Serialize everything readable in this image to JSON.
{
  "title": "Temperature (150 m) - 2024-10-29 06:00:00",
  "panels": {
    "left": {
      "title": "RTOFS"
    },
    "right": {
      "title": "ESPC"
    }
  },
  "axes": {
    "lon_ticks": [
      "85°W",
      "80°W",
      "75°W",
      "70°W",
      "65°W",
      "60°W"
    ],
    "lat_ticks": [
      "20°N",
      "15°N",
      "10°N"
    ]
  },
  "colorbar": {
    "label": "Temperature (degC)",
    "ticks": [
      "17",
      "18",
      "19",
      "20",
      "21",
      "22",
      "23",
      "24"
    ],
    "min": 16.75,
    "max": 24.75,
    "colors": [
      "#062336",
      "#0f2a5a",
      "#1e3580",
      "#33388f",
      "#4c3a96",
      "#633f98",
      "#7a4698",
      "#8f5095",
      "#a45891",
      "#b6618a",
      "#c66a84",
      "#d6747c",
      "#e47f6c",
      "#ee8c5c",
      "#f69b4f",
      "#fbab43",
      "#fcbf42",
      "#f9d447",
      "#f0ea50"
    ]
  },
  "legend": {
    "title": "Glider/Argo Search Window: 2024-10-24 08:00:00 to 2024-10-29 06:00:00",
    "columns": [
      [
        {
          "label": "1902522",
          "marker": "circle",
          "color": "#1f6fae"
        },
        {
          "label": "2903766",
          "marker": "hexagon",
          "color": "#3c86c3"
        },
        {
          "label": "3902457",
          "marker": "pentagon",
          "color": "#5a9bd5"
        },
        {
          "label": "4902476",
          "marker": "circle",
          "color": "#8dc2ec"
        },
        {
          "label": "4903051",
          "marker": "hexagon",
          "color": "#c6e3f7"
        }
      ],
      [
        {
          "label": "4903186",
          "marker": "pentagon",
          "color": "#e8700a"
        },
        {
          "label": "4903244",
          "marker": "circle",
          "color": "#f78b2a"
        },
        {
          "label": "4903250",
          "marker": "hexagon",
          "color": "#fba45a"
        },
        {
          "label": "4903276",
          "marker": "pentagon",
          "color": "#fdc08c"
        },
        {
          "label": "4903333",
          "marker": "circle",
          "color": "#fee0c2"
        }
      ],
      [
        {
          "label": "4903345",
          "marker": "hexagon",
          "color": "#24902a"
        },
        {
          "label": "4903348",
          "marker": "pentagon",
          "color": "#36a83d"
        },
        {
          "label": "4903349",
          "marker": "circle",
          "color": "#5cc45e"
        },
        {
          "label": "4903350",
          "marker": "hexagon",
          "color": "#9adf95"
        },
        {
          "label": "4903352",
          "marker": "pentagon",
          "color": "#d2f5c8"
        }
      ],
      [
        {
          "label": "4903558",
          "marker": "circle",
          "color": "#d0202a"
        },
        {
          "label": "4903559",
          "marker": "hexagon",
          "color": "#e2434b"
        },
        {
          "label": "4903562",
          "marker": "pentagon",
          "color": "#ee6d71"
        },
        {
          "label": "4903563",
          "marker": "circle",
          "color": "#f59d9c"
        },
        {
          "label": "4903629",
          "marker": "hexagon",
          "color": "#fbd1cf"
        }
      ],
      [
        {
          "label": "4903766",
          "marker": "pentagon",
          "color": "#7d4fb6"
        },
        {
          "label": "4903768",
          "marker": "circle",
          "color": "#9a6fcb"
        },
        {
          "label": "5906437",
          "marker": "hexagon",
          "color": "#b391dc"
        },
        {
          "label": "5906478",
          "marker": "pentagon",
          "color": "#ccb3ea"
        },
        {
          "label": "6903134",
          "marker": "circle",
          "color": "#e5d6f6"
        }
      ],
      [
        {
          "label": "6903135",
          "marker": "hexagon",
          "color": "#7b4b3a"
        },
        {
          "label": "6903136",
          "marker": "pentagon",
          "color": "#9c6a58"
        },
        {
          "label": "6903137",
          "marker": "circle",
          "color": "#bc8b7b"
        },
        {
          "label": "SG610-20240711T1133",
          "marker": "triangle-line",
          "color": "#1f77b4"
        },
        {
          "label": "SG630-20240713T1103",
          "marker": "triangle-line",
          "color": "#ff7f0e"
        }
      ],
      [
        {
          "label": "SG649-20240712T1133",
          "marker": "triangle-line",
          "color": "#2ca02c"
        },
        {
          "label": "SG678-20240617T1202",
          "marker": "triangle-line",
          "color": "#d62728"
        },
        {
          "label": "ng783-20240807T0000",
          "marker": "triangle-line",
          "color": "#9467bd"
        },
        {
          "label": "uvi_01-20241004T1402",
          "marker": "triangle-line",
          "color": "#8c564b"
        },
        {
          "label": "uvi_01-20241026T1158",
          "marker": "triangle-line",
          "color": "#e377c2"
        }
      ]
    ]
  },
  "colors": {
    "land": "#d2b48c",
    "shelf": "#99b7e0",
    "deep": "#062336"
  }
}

● Written instruction: Write the listing out again, exactly as it reads.

● Answer for the task:
Serialize everything readable in this image to JSON.
{
  "title": "Temperature (150 m) - 2024-10-29 06:00:00",
  "panels": {
    "left": {
      "title": "RTOFS"
    },
    "right": {
      "title": "ESPC"
    }
  },
  "axes": {
    "lon_ticks": [
      "85°W",
      "80°W",
      "75°W",
      "70°W",
      "65°W",
      "60°W"
    ],
    "lat_ticks": [
      "20°N",
      "15°N",
      "10°N"
    ]
  },
  "colorbar": {
    "label": "Temperature (degC)",
    "ticks": [
      "17",
      "18",
      "19",
      "20",
      "21",
      "22",
      "23",
      "24"
    ],
    "min": 16.75,
    "max": 24.75,
    "colors": [
      "#062336",
      "#0f2a5a",
      "#1e3580",
      "#33388f",
      "#4c3a96",
      "#633f98",
      "#7a4698",
      "#8f5095",
      "#a45891",
      "#b6618a",
      "#c66a84",
      "#d6747c",
      "#e47f6c",
      "#ee8c5c",
      "#f69b4f",
      "#fbab43",
      "#fcbf42",
      "#f9d447",
      "#f0ea50"
    ]
  },
  "legend": {
    "title": "Glider/Argo Search Window: 2024-10-24 08:00:00 to 2024-10-29 06:00:00",
    "columns": [
      [
        {
          "label": "1902522",
          "marker": "circle",
          "color": "#1f6fae"
        },
        {
          "label": "2903766",
          "marker": "hexagon",
          "color": "#3c86c3"
        },
        {
          "label": "3902457",
          "marker": "pentagon",
          "color": "#5a9bd5"
        },
        {
          "label": "4902476",
          "marker": "circle",
          "color": "#8dc2ec"
        },
        {
          "label": "4903051",
          "marker": "hexagon",
          "color": "#c6e3f7"
        }
      ],
      [
        {
          "label": "4903186",
          "marker": "pentagon",
          "color": "#e8700a"
        },
        {
          "label": "4903244",
          "marker": "circle",
          "color": "#f78b2a"
        },
        {
          "label": "4903250",
          "marker": "hexagon",
          "color": "#fba45a"
        },
        {
          "label": "4903276",
          "marker": "pentagon",
          "color": "#fdc08c"
        },
        {
          "label": "4903333",
          "marker": "circle",
          "color": "#fee0c2"
        }
      ],
      [
        {
          "label": "4903345",
          "marker": "hexagon",
          "color": "#24902a"
        },
        {
          "label": "4903348",
          "marker": "pentagon",
          "color": "#36a83d"
        },
        {
          "label": "4903349",
          "marker": "circle",
          "color": "#5cc45e"
        },
        {
          "label": "4903350",
          "marker": "hexagon",
          "color": "#9adf95"
        },
        {
          "label": "4903352",
          "marker": "pentagon",
          "color": "#d2f5c8"
        }
      ],
      [
        {
          "label": "4903558",
          "marker": "circle",
          "color": "#d0202a"
        },
        {
          "label": "4903559",
          "marker": "hexagon",
          "color": "#e2434b"
        },
        {
          "label": "4903562",
          "marker": "pentagon",
          "color": "#ee6d71"
        },
        {
          "label": "4903563",
          "marker": "circle",
          "color": "#f59d9c"
        },
        {
          "label": "4903629",
          "marker": "hexagon",
          "color": "#fbd1cf"
        }
      ],
      [
        {
          "label": "4903766",
          "marker": "pentagon",
          "color": "#7d4fb6"
        },
        {
          "label": "4903768",
          "marker": "circle",
          "color": "#9a6fcb"
        },
        {
          "label": "5906437",
          "marker": "hexagon",
          "color": "#b391dc"
        },
        {
          "label": "5906478",
          "marker": "pentagon",
          "color": "#ccb3ea"
        },
        {
          "label": "6903134",
          "marker": "circle",
          "color": "#e5d6f6"
        }
      ],
      [
        {
          "label": "6903135",
          "marker": "hexagon",
          "color": "#7b4b3a"
        },
        {
          "label": "6903136",
          "marker": "pentagon",
          "color": "#9c6a58"
        },
        {
          "label": "6903137",
          "marker": "circle",
          "color": "#bc8b7b"
        },
        {
          "label": "SG610-20240711T1133",
          "marker": "triangle-line",
          "color": "#1f77b4"
        },
        {
          "label": "SG630-20240713T1103",
          "marker": "triangle-line",
          "color": "#ff7f0e"
        }
      ],
      [
        {
          "label": "SG649-20240712T1133",
          "marker": "triangle-line",
          "color": "#2ca02c"
        },
        {
          "label": "SG678-20240617T1202",
          "marker": "triangle-line",
          "color": "#d62728"
        },
        {
          "label": "ng783-20240807T0000",
          "marker": "triangle-line",
          "color": "#9467bd"
        },
        {
          "label": "uvi_01-20241004T1402",
          "marker": "triangle-line",
          "color": "#8c564b"
        },
        {
          "label": "uvi_01-20241026T1158",
          "marker": "triangle-line",
          "color": "#e377c2"
        }
      ]
    ]
  },
  "colors": {
    "land": "#d2b48c",
    "shelf": "#99b7e0",
    "deep": "#062336"
  }
}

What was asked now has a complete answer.